> **The input**:
(begin)

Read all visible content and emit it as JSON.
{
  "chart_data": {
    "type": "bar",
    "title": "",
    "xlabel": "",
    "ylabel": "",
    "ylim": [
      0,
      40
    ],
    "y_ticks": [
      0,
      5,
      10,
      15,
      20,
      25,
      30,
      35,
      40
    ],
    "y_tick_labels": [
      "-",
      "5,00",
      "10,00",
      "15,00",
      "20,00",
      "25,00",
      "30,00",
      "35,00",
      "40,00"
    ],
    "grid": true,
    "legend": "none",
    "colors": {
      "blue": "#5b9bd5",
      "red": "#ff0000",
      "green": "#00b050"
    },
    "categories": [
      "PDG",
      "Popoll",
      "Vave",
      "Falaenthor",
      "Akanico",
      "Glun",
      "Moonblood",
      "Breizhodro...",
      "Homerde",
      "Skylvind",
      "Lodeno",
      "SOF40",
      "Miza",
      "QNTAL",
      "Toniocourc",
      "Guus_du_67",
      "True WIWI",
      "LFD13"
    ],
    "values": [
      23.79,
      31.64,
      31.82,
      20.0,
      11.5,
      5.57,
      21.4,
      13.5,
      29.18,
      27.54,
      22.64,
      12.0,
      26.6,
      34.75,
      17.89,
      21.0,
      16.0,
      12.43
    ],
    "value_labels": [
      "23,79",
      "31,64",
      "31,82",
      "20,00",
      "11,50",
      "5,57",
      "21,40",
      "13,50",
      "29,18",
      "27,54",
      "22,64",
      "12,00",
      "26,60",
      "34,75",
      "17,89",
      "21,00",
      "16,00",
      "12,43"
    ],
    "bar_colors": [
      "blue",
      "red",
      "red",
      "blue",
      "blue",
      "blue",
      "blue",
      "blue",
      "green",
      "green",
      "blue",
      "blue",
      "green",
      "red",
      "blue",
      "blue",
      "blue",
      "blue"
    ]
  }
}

(end)

> **Short task**: Give the listing again, word for word.

> **Answer below**:
Read all visible content and emit it as JSON.
{
  "chart_data": {
    "type": "bar",
    "title": "",
    "xlabel": "",
    "ylabel": "",
    "ylim": [
      0,
      40
    ],
    "y_ticks": [
      0,
      5,
      10,
      15,
      20,
      25,
      30,
      35,
      40
    ],
    "y_tick_labels": [
      "-",
      "5,00",
      "10,00",
      "15,00",
      "20,00",
      "25,00",
      "30,00",
      "35,00",
      "40,00"
    ],
    "grid": true,
    "legend": "none",
    "colors": {
      "blue": "#5b9bd5",
      "red": "#ff0000",
      "green": "#00b050"
    },
    "categories": [
      "PDG",
      "Popoll",
      "Vave",
      "Falaenthor",
      "Akanico",
      "Glun",
      "Moonblood",
      "Breizhodro...",
      "Homerde",
      "Skylvind",
      "Lodeno",
      "SOF40",
      "Miza",
      "QNTAL",
      "Toniocourc",
      "Guus_du_67",
      "True WIWI",
      "LFD13"
    ],
    "values": [
      23.79,
      31.64,
      31.82,
      20.0,
      11.5,
      5.57,
      21.4,
      13.5,
      29.18,
      27.54,
      22.64,
      12.0,
      26.6,
      34.75,
      17.89,
      21.0,
      16.0,
      12.43
    ],
    "value_labels": [
      "23,79",
      "31,64",
      "31,82",
      "20,00",
      "11,50",
      "5,57",
      "21,40",
      "13,50",
      "29,18",
      "27,54",
      "22,64",
      "12,00",
      "26,60",
      "34,75",
      "17,89",
      "21,00",
      "16,00",
      "12,43"
    ],
    "bar_colors": [
      "blue",
      "red",
      "red",
      "blue",
      "blue",
      "blue",
      "blue",
      "blue",
      "green",
      "green",
      "blue",
      "blue",
      "green",
      "red",
      "blue",
      "blue",
      "blue",
      "blue"
    ]
  }
}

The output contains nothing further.